START Provided records
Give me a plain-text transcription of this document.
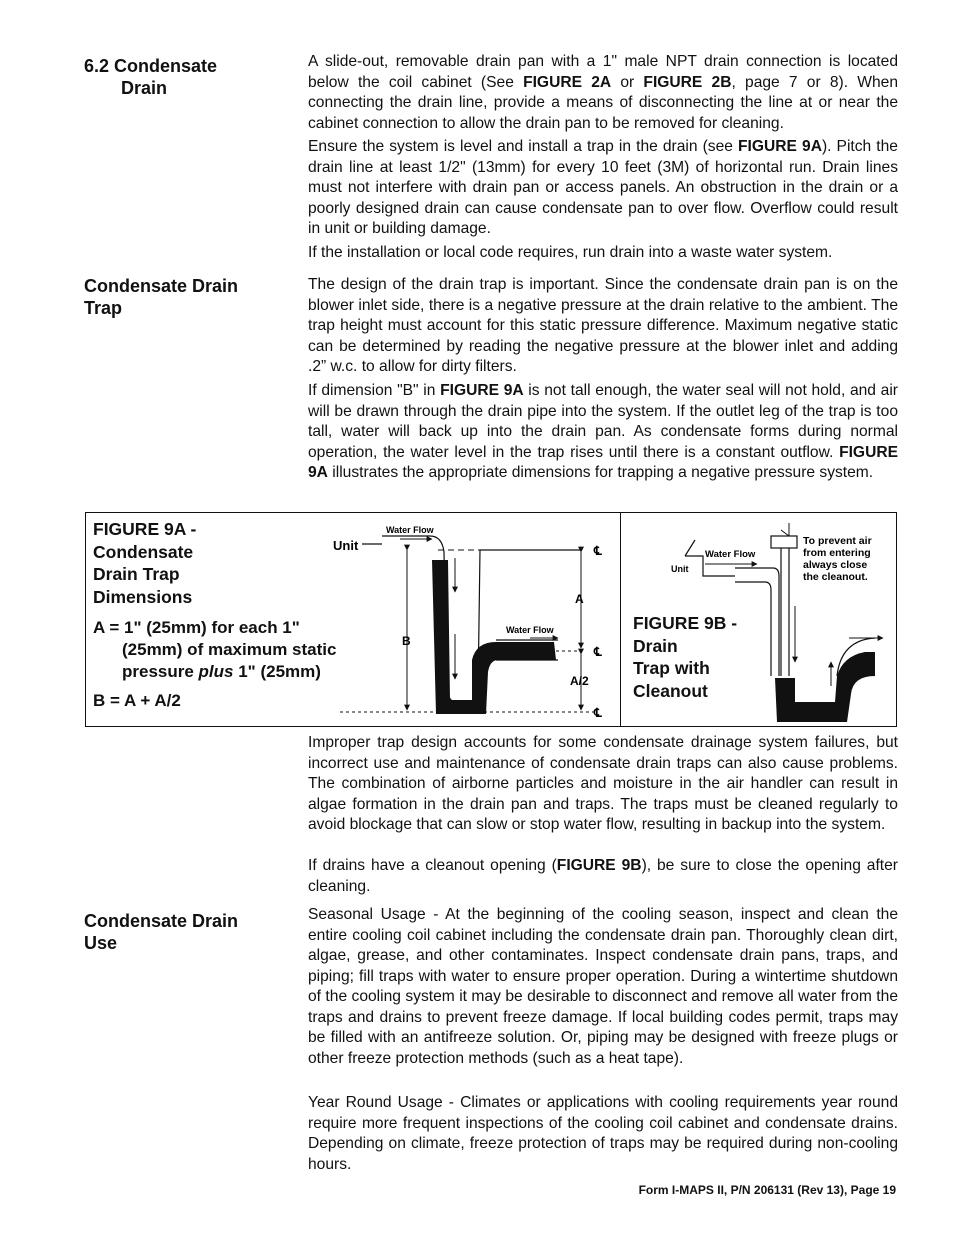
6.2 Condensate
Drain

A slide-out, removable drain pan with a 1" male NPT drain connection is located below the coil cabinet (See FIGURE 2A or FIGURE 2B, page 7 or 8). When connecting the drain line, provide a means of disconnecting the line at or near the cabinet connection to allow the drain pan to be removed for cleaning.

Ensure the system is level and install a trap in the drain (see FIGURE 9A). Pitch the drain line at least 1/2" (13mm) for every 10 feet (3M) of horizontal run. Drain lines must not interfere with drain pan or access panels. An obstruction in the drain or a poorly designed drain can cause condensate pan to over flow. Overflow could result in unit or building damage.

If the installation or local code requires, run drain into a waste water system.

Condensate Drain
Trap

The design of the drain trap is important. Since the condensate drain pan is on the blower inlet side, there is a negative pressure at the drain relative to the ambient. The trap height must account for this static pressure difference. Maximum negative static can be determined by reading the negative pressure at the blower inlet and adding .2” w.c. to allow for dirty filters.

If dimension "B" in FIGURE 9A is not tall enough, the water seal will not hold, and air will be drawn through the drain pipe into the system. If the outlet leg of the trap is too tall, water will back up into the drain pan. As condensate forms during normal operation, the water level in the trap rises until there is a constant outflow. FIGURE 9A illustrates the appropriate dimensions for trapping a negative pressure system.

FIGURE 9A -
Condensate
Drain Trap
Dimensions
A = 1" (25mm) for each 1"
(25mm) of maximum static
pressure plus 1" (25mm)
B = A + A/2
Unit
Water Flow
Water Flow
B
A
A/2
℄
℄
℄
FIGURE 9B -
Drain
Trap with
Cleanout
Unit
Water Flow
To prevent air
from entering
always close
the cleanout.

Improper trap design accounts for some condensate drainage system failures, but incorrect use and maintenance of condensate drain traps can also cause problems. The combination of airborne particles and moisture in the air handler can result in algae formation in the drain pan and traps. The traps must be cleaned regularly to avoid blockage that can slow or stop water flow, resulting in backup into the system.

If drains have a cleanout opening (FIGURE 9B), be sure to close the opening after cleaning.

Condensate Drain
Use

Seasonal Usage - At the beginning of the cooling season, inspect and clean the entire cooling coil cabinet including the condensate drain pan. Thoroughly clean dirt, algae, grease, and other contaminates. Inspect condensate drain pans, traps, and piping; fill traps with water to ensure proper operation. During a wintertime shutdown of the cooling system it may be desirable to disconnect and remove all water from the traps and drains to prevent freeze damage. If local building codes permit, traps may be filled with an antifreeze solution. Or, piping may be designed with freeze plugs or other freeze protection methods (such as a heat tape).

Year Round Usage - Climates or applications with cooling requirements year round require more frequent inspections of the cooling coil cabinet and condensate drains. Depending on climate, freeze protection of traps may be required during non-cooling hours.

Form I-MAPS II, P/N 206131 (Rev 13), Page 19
END Provided records
**What you have to do**
Transcribe the whole listing exactly. Pictures stay out of your copy.

**Solution for this problem**
Give me a plain-text transcription of this document.
6.2 Condensate
Drain

A slide-out, removable drain pan with a 1" male NPT drain connection is located below the coil cabinet (See FIGURE 2A or FIGURE 2B, page 7 or 8). When connecting the drain line, provide a means of disconnecting the line at or near the cabinet connection to allow the drain pan to be removed for cleaning.

Ensure the system is level and install a trap in the drain (see FIGURE 9A). Pitch the drain line at least 1/2" (13mm) for every 10 feet (3M) of horizontal run. Drain lines must not interfere with drain pan or access panels. An obstruction in the drain or a poorly designed drain can cause condensate pan to over flow. Overflow could result in unit or building damage.

If the installation or local code requires, run drain into a waste water system.

Condensate Drain
Trap

The design of the drain trap is important. Since the condensate drain pan is on the blower inlet side, there is a negative pressure at the drain relative to the ambient. The trap height must account for this static pressure difference. Maximum negative static can be determined by reading the negative pressure at the blower inlet and adding .2” w.c. to allow for dirty filters.

If dimension "B" in FIGURE 9A is not tall enough, the water seal will not hold, and air will be drawn through the drain pipe into the system. If the outlet leg of the trap is too tall, water will back up into the drain pan. As condensate forms during normal operation, the water level in the trap rises until there is a constant outflow. FIGURE 9A illustrates the appropriate dimensions for trapping a negative pressure system.

FIGURE 9A -
Condensate
Drain Trap
Dimensions
A = 1" (25mm) for each 1"
(25mm) of maximum static
pressure plus 1" (25mm)
B = A + A/2
Unit
Water Flow
Water Flow
B
A
A/2
℄
℄
℄
FIGURE 9B -
Drain
Trap with
Cleanout
Unit
Water Flow
To prevent air
from entering
always close
the cleanout.

Improper trap design accounts for some condensate drainage system failures, but incorrect use and maintenance of condensate drain traps can also cause problems. The combination of airborne particles and moisture in the air handler can result in algae formation in the drain pan and traps. The traps must be cleaned regularly to avoid blockage that can slow or stop water flow, resulting in backup into the system.

If drains have a cleanout opening (FIGURE 9B), be sure to close the opening after cleaning.

Condensate Drain
Use

Seasonal Usage - At the beginning of the cooling season, inspect and clean the entire cooling coil cabinet including the condensate drain pan. Thoroughly clean dirt, algae, grease, and other contaminates. Inspect condensate drain pans, traps, and piping; fill traps with water to ensure proper operation. During a wintertime shutdown of the cooling system it may be desirable to disconnect and remove all water from the traps and drains to prevent freeze damage. If local building codes permit, traps may be filled with an antifreeze solution. Or, piping may be designed with freeze plugs or other freeze protection methods (such as a heat tape).

Year Round Usage - Climates or applications with cooling requirements year round require more frequent inspections of the cooling coil cabinet and condensate drains. Depending on climate, freeze protection of traps may be required during non-cooling hours.

Form I-MAPS II, P/N 206131 (Rev 13), Page 19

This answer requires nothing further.